> _AIM OF THE EXERCISE_: Provide a single number: the count of lines containing the string "最低环境温度".

==== MATERIAL PROVIDED ====

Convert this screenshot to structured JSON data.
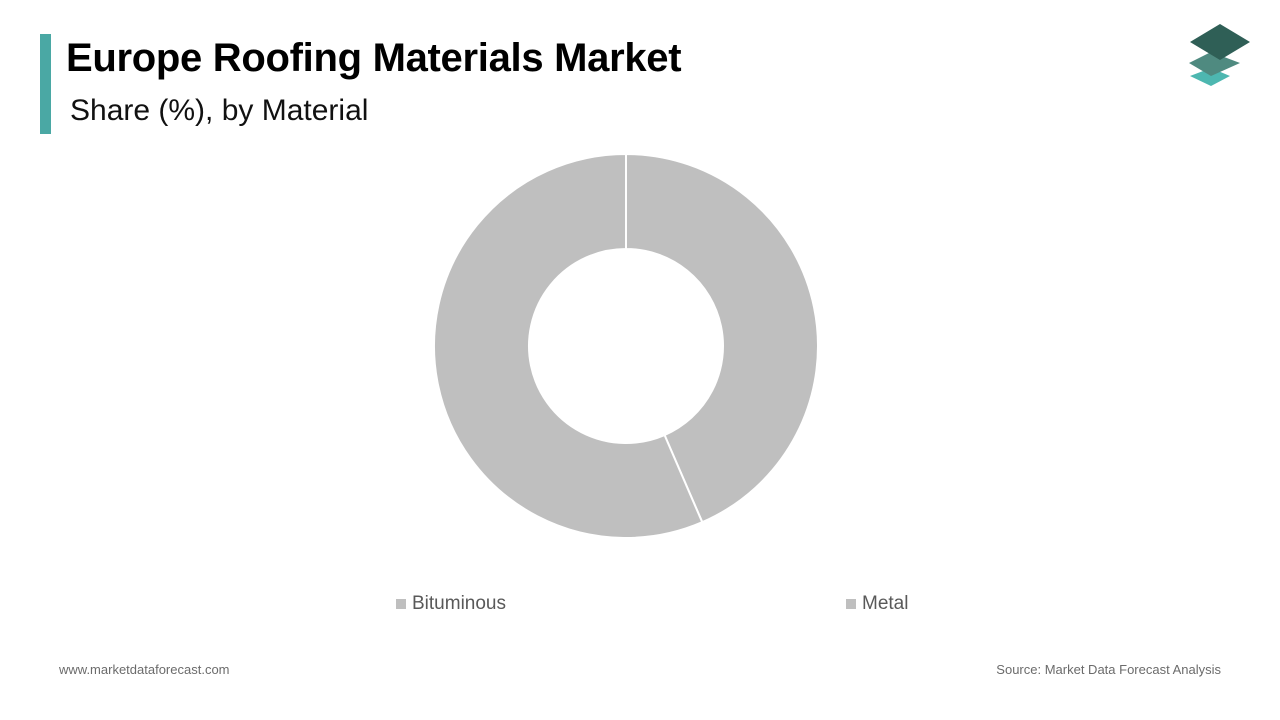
{
  "header": {
    "title": "Europe Roofing Materials Market",
    "subtitle": "Share (%), by Material"
  },
  "colors": {
    "accent": "#4aa8a4",
    "slice": "#bfbfbf",
    "logo_top": "#2f5f56",
    "logo_mid": "#4f8a80",
    "logo_bottom": "#4db7b0"
  },
  "logo": {
    "icon": "stacked-layers-logo-icon"
  },
  "chart_data": {
    "type": "pie",
    "variant": "donut",
    "categories": [
      "Bituminous",
      "Metal"
    ],
    "values": [
      43.5,
      56.5
    ],
    "unit": "%",
    "legend_position": "bottom"
  },
  "footer": {
    "website": "www.marketdataforecast.com",
    "source": "Source: Market Data Forecast Analysis"
  }
}
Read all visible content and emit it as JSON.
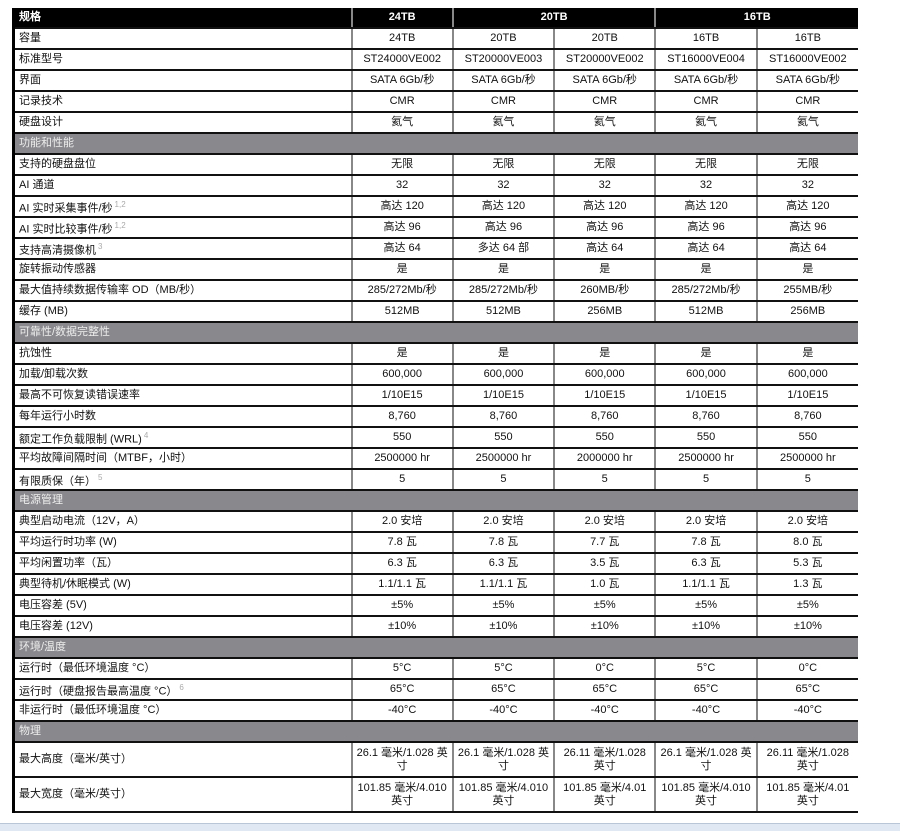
{
  "header": {
    "label": "规格",
    "groups": [
      {
        "label": "24TB",
        "span": 1
      },
      {
        "label": "20TB",
        "span": 2
      },
      {
        "label": "16TB",
        "span": 2
      }
    ]
  },
  "sections": [
    {
      "title": "",
      "rows": [
        {
          "label": "容量",
          "values": [
            "24TB",
            "20TB",
            "20TB",
            "16TB",
            "16TB"
          ]
        },
        {
          "label": "标准型号",
          "values": [
            "ST24000VE002",
            "ST20000VE003",
            "ST20000VE002",
            "ST16000VE004",
            "ST16000VE002"
          ]
        },
        {
          "label": "界面",
          "values": [
            "SATA 6Gb/秒",
            "SATA 6Gb/秒",
            "SATA 6Gb/秒",
            "SATA 6Gb/秒",
            "SATA 6Gb/秒"
          ]
        },
        {
          "label": "记录技术",
          "values": [
            "CMR",
            "CMR",
            "CMR",
            "CMR",
            "CMR"
          ]
        },
        {
          "label": "硬盘设计",
          "values": [
            "氦气",
            "氦气",
            "氦气",
            "氦气",
            "氦气"
          ]
        }
      ]
    },
    {
      "title": "功能和性能",
      "rows": [
        {
          "label": "支持的硬盘盘位",
          "values": [
            "无限",
            "无限",
            "无限",
            "无限",
            "无限"
          ]
        },
        {
          "label": "AI 通道",
          "values": [
            "32",
            "32",
            "32",
            "32",
            "32"
          ]
        },
        {
          "label": "AI 实时采集事件/秒",
          "note": "1,2",
          "values": [
            "高达 120",
            "高达 120",
            "高达 120",
            "高达 120",
            "高达 120"
          ]
        },
        {
          "label": "AI 实时比较事件/秒",
          "note": "1,2",
          "values": [
            "高达 96",
            "高达 96",
            "高达 96",
            "高达 96",
            "高达 96"
          ]
        },
        {
          "label": "支持高清摄像机",
          "note": "3",
          "values": [
            "高达 64",
            "多达 64 部",
            "高达 64",
            "高达 64",
            "高达 64"
          ]
        },
        {
          "label": "旋转振动传感器",
          "values": [
            "是",
            "是",
            "是",
            "是",
            "是"
          ]
        },
        {
          "label": "最大值持续数据传输率 OD（MB/秒）",
          "values": [
            "285/272Mb/秒",
            "285/272Mb/秒",
            "260MB/秒",
            "285/272Mb/秒",
            "255MB/秒"
          ]
        },
        {
          "label": "缓存 (MB)",
          "values": [
            "512MB",
            "512MB",
            "256MB",
            "512MB",
            "256MB"
          ]
        }
      ]
    },
    {
      "title": "可靠性/数据完整性",
      "rows": [
        {
          "label": "抗蚀性",
          "values": [
            "是",
            "是",
            "是",
            "是",
            "是"
          ]
        },
        {
          "label": "加载/卸载次数",
          "values": [
            "600,000",
            "600,000",
            "600,000",
            "600,000",
            "600,000"
          ]
        },
        {
          "label": "最高不可恢复读错误速率",
          "values": [
            "1/10E15",
            "1/10E15",
            "1/10E15",
            "1/10E15",
            "1/10E15"
          ]
        },
        {
          "label": "每年运行小时数",
          "values": [
            "8,760",
            "8,760",
            "8,760",
            "8,760",
            "8,760"
          ]
        },
        {
          "label": "额定工作负载限制 (WRL)",
          "note": "4",
          "values": [
            "550",
            "550",
            "550",
            "550",
            "550"
          ]
        },
        {
          "label": "平均故障间隔时间（MTBF，小时）",
          "values": [
            "2500000 hr",
            "2500000 hr",
            "2000000 hr",
            "2500000 hr",
            "2500000 hr"
          ]
        },
        {
          "label": "有限质保（年）",
          "note": "5",
          "values": [
            "5",
            "5",
            "5",
            "5",
            "5"
          ]
        }
      ]
    },
    {
      "title": "电源管理",
      "rows": [
        {
          "label": "典型启动电流（12V，A）",
          "values": [
            "2.0 安培",
            "2.0 安培",
            "2.0 安培",
            "2.0 安培",
            "2.0 安培"
          ]
        },
        {
          "label": "平均运行时功率 (W)",
          "values": [
            "7.8 瓦",
            "7.8 瓦",
            "7.7 瓦",
            "7.8 瓦",
            "8.0 瓦"
          ]
        },
        {
          "label": "平均闲置功率（瓦）",
          "values": [
            "6.3 瓦",
            "6.3 瓦",
            "3.5 瓦",
            "6.3 瓦",
            "5.3 瓦"
          ]
        },
        {
          "label": "典型待机/休眠模式 (W)",
          "values": [
            "1.1/1.1 瓦",
            "1.1/1.1 瓦",
            "1.0 瓦",
            "1.1/1.1 瓦",
            "1.3 瓦"
          ]
        },
        {
          "label": "电压容差 (5V)",
          "values": [
            "±5%",
            "±5%",
            "±5%",
            "±5%",
            "±5%"
          ]
        },
        {
          "label": "电压容差 (12V)",
          "values": [
            "±10%",
            "±10%",
            "±10%",
            "±10%",
            "±10%"
          ]
        }
      ]
    },
    {
      "title": "环境/温度",
      "rows": [
        {
          "label": "运行时（最低环境温度 °C）",
          "values": [
            "5°C",
            "5°C",
            "0°C",
            "5°C",
            "0°C"
          ]
        },
        {
          "label": "运行时（硬盘报告最高温度 °C）",
          "note": "6",
          "values": [
            "65°C",
            "65°C",
            "65°C",
            "65°C",
            "65°C"
          ]
        },
        {
          "label": "非运行时（最低环境温度 °C）",
          "values": [
            "-40°C",
            "-40°C",
            "-40°C",
            "-40°C",
            "-40°C"
          ]
        }
      ]
    },
    {
      "title": "物理",
      "rows": [
        {
          "label": "最大高度（毫米/英寸）",
          "tall": true,
          "values": [
            "26.1 毫米/1.028 英寸",
            "26.1 毫米/1.028 英寸",
            "26.11 毫米/1.028 英寸",
            "26.1 毫米/1.028 英寸",
            "26.11 毫米/1.028 英寸"
          ]
        },
        {
          "label": "最大宽度（毫米/英寸）",
          "tall": true,
          "values": [
            "101.85 毫米/4.010 英寸",
            "101.85 毫米/4.010 英寸",
            "101.85 毫米/4.01 英寸",
            "101.85 毫米/4.010 英寸",
            "101.85 毫米/4.01 英寸"
          ]
        }
      ]
    }
  ]
}
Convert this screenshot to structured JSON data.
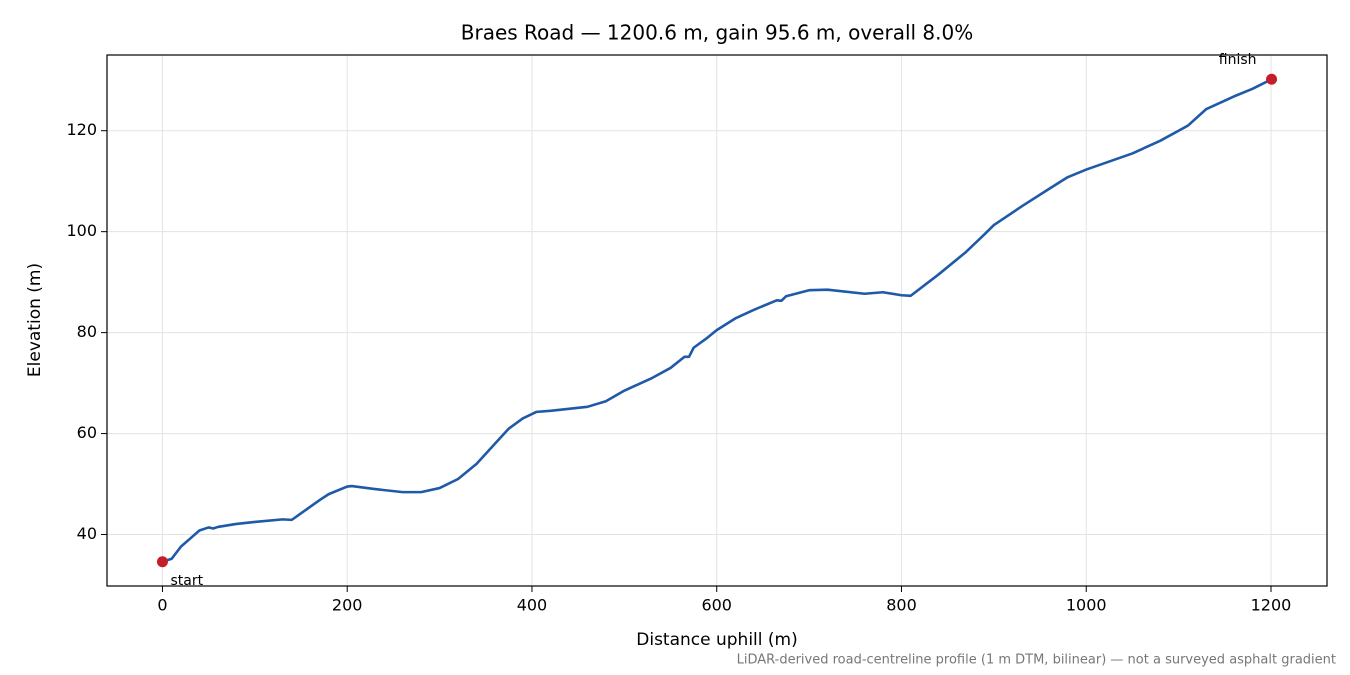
{
  "chart_data": {
    "type": "line",
    "title": "Braes Road — 1200.6 m, gain 95.6 m, overall 8.0%",
    "x_label": "Distance uphill (m)",
    "y_label": "Elevation (m)",
    "footnote": "LiDAR-derived road-centreline profile (1 m DTM, bilinear) — not a surveyed asphalt gradient",
    "x": [
      0,
      10,
      20,
      30,
      40,
      50,
      55,
      60,
      80,
      100,
      130,
      140,
      150,
      170,
      180,
      200,
      205,
      230,
      260,
      280,
      300,
      320,
      340,
      360,
      375,
      390,
      405,
      420,
      460,
      480,
      500,
      530,
      550,
      565,
      570,
      575,
      590,
      600,
      620,
      640,
      665,
      670,
      675,
      700,
      720,
      760,
      780,
      800,
      810,
      840,
      870,
      890,
      900,
      930,
      960,
      980,
      1000,
      1050,
      1080,
      1110,
      1130,
      1160,
      1180,
      1200.6
    ],
    "values": [
      34.6,
      35.2,
      37.6,
      39.2,
      40.8,
      41.4,
      41.2,
      41.5,
      42.1,
      42.5,
      43.0,
      42.9,
      44.2,
      46.8,
      48.0,
      49.5,
      49.6,
      49.0,
      48.4,
      48.4,
      49.2,
      51.0,
      54.0,
      58.0,
      61.0,
      63.0,
      64.3,
      64.5,
      65.3,
      66.4,
      68.5,
      71.0,
      73.0,
      75.2,
      75.2,
      77.0,
      79.0,
      80.5,
      82.8,
      84.5,
      86.4,
      86.3,
      87.2,
      88.4,
      88.5,
      87.7,
      88.0,
      87.4,
      87.3,
      91.5,
      96.0,
      99.5,
      101.3,
      105.0,
      108.5,
      110.8,
      112.3,
      115.5,
      118.0,
      121.0,
      124.3,
      126.8,
      128.3,
      130.2
    ],
    "color": "#1f5aa8",
    "annotations": [
      {
        "text": "start",
        "x": 0,
        "y": 34.6,
        "color": "#c41e2a"
      },
      {
        "text": "finish",
        "x": 1200.6,
        "y": 130.2,
        "color": "#c41e2a"
      }
    ],
    "xlim": [
      -60.03,
      1260.63
    ],
    "ylim": [
      29.8,
      135.0
    ],
    "xticks": [
      0,
      200,
      400,
      600,
      800,
      1000,
      1200
    ],
    "yticks": [
      40,
      60,
      80,
      100,
      120
    ],
    "grid": true
  }
}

====

> _WORKED ANSWER_: 2